Start of Exercise inputs

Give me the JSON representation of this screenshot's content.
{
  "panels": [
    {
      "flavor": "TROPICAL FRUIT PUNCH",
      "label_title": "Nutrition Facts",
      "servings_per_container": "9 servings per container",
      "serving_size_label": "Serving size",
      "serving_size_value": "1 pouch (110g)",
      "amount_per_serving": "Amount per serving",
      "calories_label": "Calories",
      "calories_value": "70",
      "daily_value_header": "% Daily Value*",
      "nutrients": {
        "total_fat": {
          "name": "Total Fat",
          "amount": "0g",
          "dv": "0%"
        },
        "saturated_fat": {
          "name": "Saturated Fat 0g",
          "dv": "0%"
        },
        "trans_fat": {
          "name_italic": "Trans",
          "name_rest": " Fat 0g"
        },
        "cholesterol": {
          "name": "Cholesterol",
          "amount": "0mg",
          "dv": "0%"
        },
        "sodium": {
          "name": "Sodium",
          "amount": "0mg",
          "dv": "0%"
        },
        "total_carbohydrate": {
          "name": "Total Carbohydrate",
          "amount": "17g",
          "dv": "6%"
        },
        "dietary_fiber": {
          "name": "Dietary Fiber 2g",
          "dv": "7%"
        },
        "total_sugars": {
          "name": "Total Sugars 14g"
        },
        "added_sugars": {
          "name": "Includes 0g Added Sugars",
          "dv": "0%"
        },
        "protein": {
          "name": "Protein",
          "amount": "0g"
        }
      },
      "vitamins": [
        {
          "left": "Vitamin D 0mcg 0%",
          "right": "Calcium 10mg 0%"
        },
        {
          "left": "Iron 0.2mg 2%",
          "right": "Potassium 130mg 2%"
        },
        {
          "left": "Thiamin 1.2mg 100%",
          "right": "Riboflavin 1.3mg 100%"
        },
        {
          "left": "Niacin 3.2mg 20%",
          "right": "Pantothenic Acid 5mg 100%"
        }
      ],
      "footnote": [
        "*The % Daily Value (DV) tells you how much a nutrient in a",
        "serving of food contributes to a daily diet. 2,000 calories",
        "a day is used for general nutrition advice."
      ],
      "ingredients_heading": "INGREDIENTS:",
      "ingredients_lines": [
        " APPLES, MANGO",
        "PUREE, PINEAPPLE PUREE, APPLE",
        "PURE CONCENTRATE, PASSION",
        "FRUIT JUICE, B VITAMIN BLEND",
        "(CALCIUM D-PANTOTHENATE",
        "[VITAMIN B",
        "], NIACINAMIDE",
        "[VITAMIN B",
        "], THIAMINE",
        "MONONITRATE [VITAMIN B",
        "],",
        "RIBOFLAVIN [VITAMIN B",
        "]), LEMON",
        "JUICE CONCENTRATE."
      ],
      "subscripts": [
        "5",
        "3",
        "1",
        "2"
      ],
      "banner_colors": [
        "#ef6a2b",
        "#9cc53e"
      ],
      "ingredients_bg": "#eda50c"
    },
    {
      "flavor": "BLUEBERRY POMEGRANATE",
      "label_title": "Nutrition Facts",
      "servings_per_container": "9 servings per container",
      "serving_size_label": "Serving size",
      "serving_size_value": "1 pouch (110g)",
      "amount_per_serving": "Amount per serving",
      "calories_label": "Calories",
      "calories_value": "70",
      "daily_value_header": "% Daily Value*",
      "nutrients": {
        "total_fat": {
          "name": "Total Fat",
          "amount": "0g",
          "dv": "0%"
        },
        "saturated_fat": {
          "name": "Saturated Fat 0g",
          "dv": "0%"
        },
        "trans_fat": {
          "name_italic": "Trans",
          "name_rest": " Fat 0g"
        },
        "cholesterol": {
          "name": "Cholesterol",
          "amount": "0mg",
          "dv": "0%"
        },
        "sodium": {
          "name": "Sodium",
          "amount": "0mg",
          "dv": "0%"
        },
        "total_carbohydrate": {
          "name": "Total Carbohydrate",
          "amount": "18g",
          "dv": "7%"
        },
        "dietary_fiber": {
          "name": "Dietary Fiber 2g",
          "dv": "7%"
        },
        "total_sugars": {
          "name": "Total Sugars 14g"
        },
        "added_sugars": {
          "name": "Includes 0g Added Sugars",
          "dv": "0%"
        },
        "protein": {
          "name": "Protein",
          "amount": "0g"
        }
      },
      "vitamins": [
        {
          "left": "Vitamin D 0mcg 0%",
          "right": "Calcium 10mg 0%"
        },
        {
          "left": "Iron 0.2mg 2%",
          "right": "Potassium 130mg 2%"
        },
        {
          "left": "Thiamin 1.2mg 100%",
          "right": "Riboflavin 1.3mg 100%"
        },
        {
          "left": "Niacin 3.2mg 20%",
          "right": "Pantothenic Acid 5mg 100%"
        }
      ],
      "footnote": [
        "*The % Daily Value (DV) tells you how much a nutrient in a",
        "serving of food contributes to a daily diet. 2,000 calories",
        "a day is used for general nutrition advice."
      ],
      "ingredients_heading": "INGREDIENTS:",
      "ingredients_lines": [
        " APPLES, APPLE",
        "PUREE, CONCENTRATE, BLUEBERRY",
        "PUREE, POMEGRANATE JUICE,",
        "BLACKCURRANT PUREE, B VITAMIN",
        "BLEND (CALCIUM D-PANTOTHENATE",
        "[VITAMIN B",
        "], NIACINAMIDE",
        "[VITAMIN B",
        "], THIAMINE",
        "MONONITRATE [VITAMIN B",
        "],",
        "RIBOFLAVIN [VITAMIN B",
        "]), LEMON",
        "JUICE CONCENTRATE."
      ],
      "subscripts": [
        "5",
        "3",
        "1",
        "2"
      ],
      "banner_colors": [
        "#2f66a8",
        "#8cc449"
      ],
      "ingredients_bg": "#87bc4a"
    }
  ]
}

End of Exercise inputs

→ Problem statement
The whole listing above needs to be reproduced exactly.

→ Answer to this task
Give me the JSON representation of this screenshot's content.
{
  "panels": [
    {
      "flavor": "TROPICAL FRUIT PUNCH",
      "label_title": "Nutrition Facts",
      "servings_per_container": "9 servings per container",
      "serving_size_label": "Serving size",
      "serving_size_value": "1 pouch (110g)",
      "amount_per_serving": "Amount per serving",
      "calories_label": "Calories",
      "calories_value": "70",
      "daily_value_header": "% Daily Value*",
      "nutrients": {
        "total_fat": {
          "name": "Total Fat",
          "amount": "0g",
          "dv": "0%"
        },
        "saturated_fat": {
          "name": "Saturated Fat 0g",
          "dv": "0%"
        },
        "trans_fat": {
          "name_italic": "Trans",
          "name_rest": " Fat 0g"
        },
        "cholesterol": {
          "name": "Cholesterol",
          "amount": "0mg",
          "dv": "0%"
        },
        "sodium": {
          "name": "Sodium",
          "amount": "0mg",
          "dv": "0%"
        },
        "total_carbohydrate": {
          "name": "Total Carbohydrate",
          "amount": "17g",
          "dv": "6%"
        },
        "dietary_fiber": {
          "name": "Dietary Fiber 2g",
          "dv": "7%"
        },
        "total_sugars": {
          "name": "Total Sugars 14g"
        },
        "added_sugars": {
          "name": "Includes 0g Added Sugars",
          "dv": "0%"
        },
        "protein": {
          "name": "Protein",
          "amount": "0g"
        }
      },
      "vitamins": [
        {
          "left": "Vitamin D 0mcg 0%",
          "right": "Calcium 10mg 0%"
        },
        {
          "left": "Iron 0.2mg 2%",
          "right": "Potassium 130mg 2%"
        },
        {
          "left": "Thiamin 1.2mg 100%",
          "right": "Riboflavin 1.3mg 100%"
        },
        {
          "left": "Niacin 3.2mg 20%",
          "right": "Pantothenic Acid 5mg 100%"
        }
      ],
      "footnote": [
        "*The % Daily Value (DV) tells you how much a nutrient in a",
        "serving of food contributes to a daily diet. 2,000 calories",
        "a day is used for general nutrition advice."
      ],
      "ingredients_heading": "INGREDIENTS:",
      "ingredients_lines": [
        " APPLES, MANGO",
        "PUREE, PINEAPPLE PUREE, APPLE",
        "PURE CONCENTRATE, PASSION",
        "FRUIT JUICE, B VITAMIN BLEND",
        "(CALCIUM D-PANTOTHENATE",
        "[VITAMIN B",
        "], NIACINAMIDE",
        "[VITAMIN B",
        "], THIAMINE",
        "MONONITRATE [VITAMIN B",
        "],",
        "RIBOFLAVIN [VITAMIN B",
        "]), LEMON",
        "JUICE CONCENTRATE."
      ],
      "subscripts": [
        "5",
        "3",
        "1",
        "2"
      ],
      "banner_colors": [
        "#ef6a2b",
        "#9cc53e"
      ],
      "ingredients_bg": "#eda50c"
    },
    {
      "flavor": "BLUEBERRY POMEGRANATE",
      "label_title": "Nutrition Facts",
      "servings_per_container": "9 servings per container",
      "serving_size_label": "Serving size",
      "serving_size_value": "1 pouch (110g)",
      "amount_per_serving": "Amount per serving",
      "calories_label": "Calories",
      "calories_value": "70",
      "daily_value_header": "% Daily Value*",
      "nutrients": {
        "total_fat": {
          "name": "Total Fat",
          "amount": "0g",
          "dv": "0%"
        },
        "saturated_fat": {
          "name": "Saturated Fat 0g",
          "dv": "0%"
        },
        "trans_fat": {
          "name_italic": "Trans",
          "name_rest": " Fat 0g"
        },
        "cholesterol": {
          "name": "Cholesterol",
          "amount": "0mg",
          "dv": "0%"
        },
        "sodium": {
          "name": "Sodium",
          "amount": "0mg",
          "dv": "0%"
        },
        "total_carbohydrate": {
          "name": "Total Carbohydrate",
          "amount": "18g",
          "dv": "7%"
        },
        "dietary_fiber": {
          "name": "Dietary Fiber 2g",
          "dv": "7%"
        },
        "total_sugars": {
          "name": "Total Sugars 14g"
        },
        "added_sugars": {
          "name": "Includes 0g Added Sugars",
          "dv": "0%"
        },
        "protein": {
          "name": "Protein",
          "amount": "0g"
        }
      },
      "vitamins": [
        {
          "left": "Vitamin D 0mcg 0%",
          "right": "Calcium 10mg 0%"
        },
        {
          "left": "Iron 0.2mg 2%",
          "right": "Potassium 130mg 2%"
        },
        {
          "left": "Thiamin 1.2mg 100%",
          "right": "Riboflavin 1.3mg 100%"
        },
        {
          "left": "Niacin 3.2mg 20%",
          "right": "Pantothenic Acid 5mg 100%"
        }
      ],
      "footnote": [
        "*The % Daily Value (DV) tells you how much a nutrient in a",
        "serving of food contributes to a daily diet. 2,000 calories",
        "a day is used for general nutrition advice."
      ],
      "ingredients_heading": "INGREDIENTS:",
      "ingredients_lines": [
        " APPLES, APPLE",
        "PUREE, CONCENTRATE, BLUEBERRY",
        "PUREE, POMEGRANATE JUICE,",
        "BLACKCURRANT PUREE, B VITAMIN",
        "BLEND (CALCIUM D-PANTOTHENATE",
        "[VITAMIN B",
        "], NIACINAMIDE",
        "[VITAMIN B",
        "], THIAMINE",
        "MONONITRATE [VITAMIN B",
        "],",
        "RIBOFLAVIN [VITAMIN B",
        "]), LEMON",
        "JUICE CONCENTRATE."
      ],
      "subscripts": [
        "5",
        "3",
        "1",
        "2"
      ],
      "banner_colors": [
        "#2f66a8",
        "#8cc449"
      ],
      "ingredients_bg": "#87bc4a"
    }
  ]
}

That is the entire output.